> Exercise goal
Write out the whole listing, matching it exactly.

(Source data)

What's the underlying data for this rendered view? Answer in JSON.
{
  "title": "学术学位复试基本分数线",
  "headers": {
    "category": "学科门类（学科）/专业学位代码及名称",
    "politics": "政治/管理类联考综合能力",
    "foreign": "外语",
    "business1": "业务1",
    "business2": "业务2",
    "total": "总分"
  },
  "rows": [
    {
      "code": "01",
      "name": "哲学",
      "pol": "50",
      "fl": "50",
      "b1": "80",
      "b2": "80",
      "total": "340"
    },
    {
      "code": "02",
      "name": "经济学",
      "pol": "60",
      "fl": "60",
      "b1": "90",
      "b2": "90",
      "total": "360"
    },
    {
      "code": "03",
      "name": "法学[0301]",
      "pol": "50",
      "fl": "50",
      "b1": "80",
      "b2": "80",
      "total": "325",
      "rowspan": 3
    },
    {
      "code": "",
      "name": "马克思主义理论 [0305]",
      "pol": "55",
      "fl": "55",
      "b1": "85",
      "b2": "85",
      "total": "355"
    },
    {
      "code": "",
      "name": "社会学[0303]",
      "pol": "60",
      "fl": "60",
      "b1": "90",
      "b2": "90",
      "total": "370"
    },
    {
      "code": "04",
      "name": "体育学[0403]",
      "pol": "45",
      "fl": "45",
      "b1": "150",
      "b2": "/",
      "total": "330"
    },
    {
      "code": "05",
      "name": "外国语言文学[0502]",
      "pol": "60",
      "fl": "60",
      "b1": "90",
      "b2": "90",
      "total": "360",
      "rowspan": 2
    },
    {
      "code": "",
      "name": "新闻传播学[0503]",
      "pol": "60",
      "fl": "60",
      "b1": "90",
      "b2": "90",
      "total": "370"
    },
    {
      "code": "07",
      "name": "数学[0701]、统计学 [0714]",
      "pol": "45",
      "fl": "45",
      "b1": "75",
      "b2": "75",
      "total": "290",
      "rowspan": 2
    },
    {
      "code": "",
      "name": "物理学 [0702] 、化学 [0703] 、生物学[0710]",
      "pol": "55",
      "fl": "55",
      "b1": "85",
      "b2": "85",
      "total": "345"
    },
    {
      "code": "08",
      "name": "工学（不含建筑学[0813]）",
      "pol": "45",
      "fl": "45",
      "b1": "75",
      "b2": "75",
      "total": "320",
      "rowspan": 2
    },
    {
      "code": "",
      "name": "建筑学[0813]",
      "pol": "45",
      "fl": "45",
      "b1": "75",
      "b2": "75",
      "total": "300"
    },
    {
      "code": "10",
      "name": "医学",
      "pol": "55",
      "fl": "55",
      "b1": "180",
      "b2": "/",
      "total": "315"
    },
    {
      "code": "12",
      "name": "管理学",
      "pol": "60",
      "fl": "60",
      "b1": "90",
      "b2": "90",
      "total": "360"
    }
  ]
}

> Finished answer
What's the underlying data for this rendered view? Answer in JSON.
{
  "title": "学术学位复试基本分数线",
  "headers": {
    "category": "学科门类（学科）/专业学位代码及名称",
    "politics": "政治/管理类联考综合能力",
    "foreign": "外语",
    "business1": "业务1",
    "business2": "业务2",
    "total": "总分"
  },
  "rows": [
    {
      "code": "01",
      "name": "哲学",
      "pol": "50",
      "fl": "50",
      "b1": "80",
      "b2": "80",
      "total": "340"
    },
    {
      "code": "02",
      "name": "经济学",
      "pol": "60",
      "fl": "60",
      "b1": "90",
      "b2": "90",
      "total": "360"
    },
    {
      "code": "03",
      "name": "法学[0301]",
      "pol": "50",
      "fl": "50",
      "b1": "80",
      "b2": "80",
      "total": "325",
      "rowspan": 3
    },
    {
      "code": "",
      "name": "马克思主义理论 [0305]",
      "pol": "55",
      "fl": "55",
      "b1": "85",
      "b2": "85",
      "total": "355"
    },
    {
      "code": "",
      "name": "社会学[0303]",
      "pol": "60",
      "fl": "60",
      "b1": "90",
      "b2": "90",
      "total": "370"
    },
    {
      "code": "04",
      "name": "体育学[0403]",
      "pol": "45",
      "fl": "45",
      "b1": "150",
      "b2": "/",
      "total": "330"
    },
    {
      "code": "05",
      "name": "外国语言文学[0502]",
      "pol": "60",
      "fl": "60",
      "b1": "90",
      "b2": "90",
      "total": "360",
      "rowspan": 2
    },
    {
      "code": "",
      "name": "新闻传播学[0503]",
      "pol": "60",
      "fl": "60",
      "b1": "90",
      "b2": "90",
      "total": "370"
    },
    {
      "code": "07",
      "name": "数学[0701]、统计学 [0714]",
      "pol": "45",
      "fl": "45",
      "b1": "75",
      "b2": "75",
      "total": "290",
      "rowspan": 2
    },
    {
      "code": "",
      "name": "物理学 [0702] 、化学 [0703] 、生物学[0710]",
      "pol": "55",
      "fl": "55",
      "b1": "85",
      "b2": "85",
      "total": "345"
    },
    {
      "code": "08",
      "name": "工学（不含建筑学[0813]）",
      "pol": "45",
      "fl": "45",
      "b1": "75",
      "b2": "75",
      "total": "320",
      "rowspan": 2
    },
    {
      "code": "",
      "name": "建筑学[0813]",
      "pol": "45",
      "fl": "45",
      "b1": "75",
      "b2": "75",
      "total": "300"
    },
    {
      "code": "10",
      "name": "医学",
      "pol": "55",
      "fl": "55",
      "b1": "180",
      "b2": "/",
      "total": "315"
    },
    {
      "code": "12",
      "name": "管理学",
      "pol": "60",
      "fl": "60",
      "b1": "90",
      "b2": "90",
      "total": "360"
    }
  ]
}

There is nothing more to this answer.